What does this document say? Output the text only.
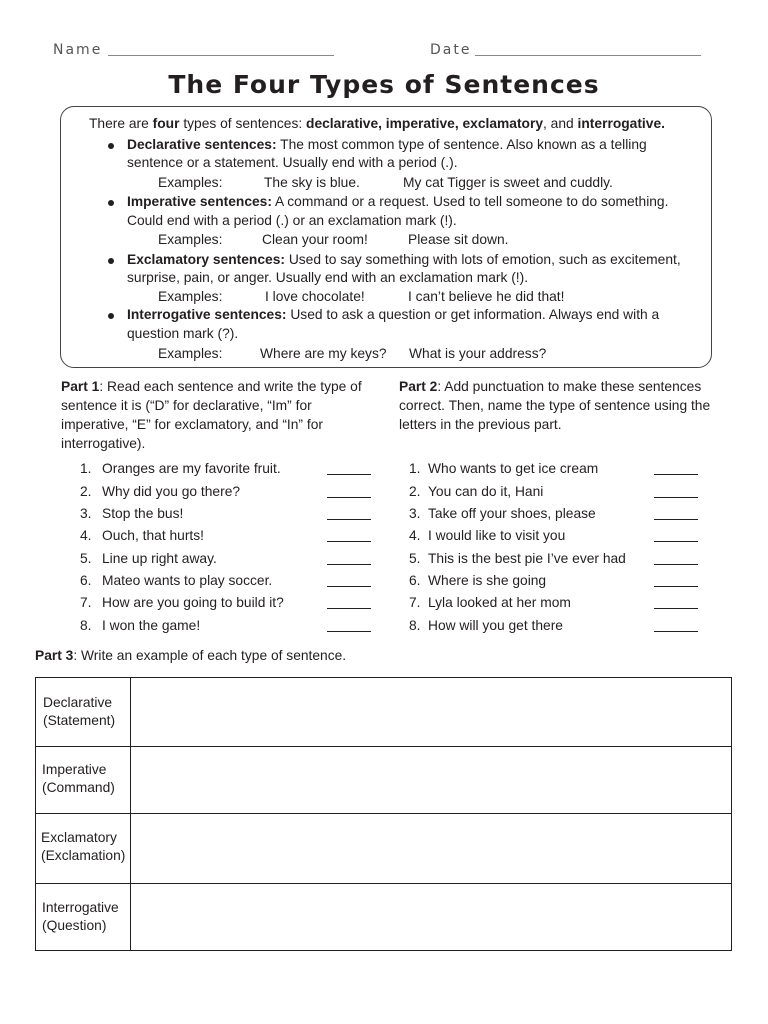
Name	Date
The Four Types of Sentences
There are four types of sentences: declarative, imperative, exclamatory, and interrogative.
Declarative sentences: The most common type of sentence. Also known as a telling
sentence or a statement. Usually end with a period (.).
Examples:	The sky is blue.	My cat Tigger is sweet and cuddly.
Imperative sentences: A command or a request. Used to tell someone to do something.
Could end with a period (.) or an exclamation mark (!).
Examples:	Clean your room!	Please sit down.
Exclamatory sentences: Used to say something with lots of emotion, such as excitement,
surprise, pain, or anger. Usually end with an exclamation mark (!).
Examples:	I love chocolate!	I can’t believe he did that!
Interrogative sentences: Used to ask a question or get information. Always end with a
question mark (?).
Examples:	Where are my keys? What is your address?
Part 1: Read each sentence and write the type of
sentence it is (“D” for declarative, “Im” for
imperative, “E” for exclamatory, and “In” for
interrogative).
Part 2: Add punctuation to make these sentences
correct. Then, name the type of sentence using the
letters in the previous part.
1. Oranges are my favorite fruit.
2. Why did you go there?
3. Stop the bus!
4. Ouch, that hurts!
5. Line up right away.
6. Mateo wants to play soccer.
7. How are you going to build it?
8. I won the game!
1. Who wants to get ice cream
2. You can do it, Hani
3. Take off your shoes, please
4. I would like to visit you
5. This is the best pie I’ve ever had
6. Where is she going
7. Lyla looked at her mom
8. How will you get there
Part 3: Write an example of each type of sentence.
Declarative
(Statement)
Imperative
(Command)
Exclamatory
(Exclamation)
Interrogative
(Question)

+ + + +

Required work
Give an exact reproduction of every line, leaving out any picture.

Expected answer
What does this document say? Output the text only.
Name	Date
The Four Types of Sentences
There are four types of sentences: declarative, imperative, exclamatory, and interrogative.
Declarative sentences: The most common type of sentence. Also known as a telling
sentence or a statement. Usually end with a period (.).
Examples:	The sky is blue.	My cat Tigger is sweet and cuddly.
Imperative sentences: A command or a request. Used to tell someone to do something.
Could end with a period (.) or an exclamation mark (!).
Examples:	Clean your room!	Please sit down.
Exclamatory sentences: Used to say something with lots of emotion, such as excitement,
surprise, pain, or anger. Usually end with an exclamation mark (!).
Examples:	I love chocolate!	I can’t believe he did that!
Interrogative sentences: Used to ask a question or get information. Always end with a
question mark (?).
Examples:	Where are my keys? What is your address?
Part 1: Read each sentence and write the type of
sentence it is (“D” for declarative, “Im” for
imperative, “E” for exclamatory, and “In” for
interrogative).
Part 2: Add punctuation to make these sentences
correct. Then, name the type of sentence using the
letters in the previous part.
1. Oranges are my favorite fruit.
2. Why did you go there?
3. Stop the bus!
4. Ouch, that hurts!
5. Line up right away.
6. Mateo wants to play soccer.
7. How are you going to build it?
8. I won the game!
1. Who wants to get ice cream
2. You can do it, Hani
3. Take off your shoes, please
4. I would like to visit you
5. This is the best pie I’ve ever had
6. Where is she going
7. Lyla looked at her mom
8. How will you get there
Part 3: Write an example of each type of sentence.
Declarative
(Statement)
Imperative
(Command)
Exclamatory
(Exclamation)
Interrogative
(Question)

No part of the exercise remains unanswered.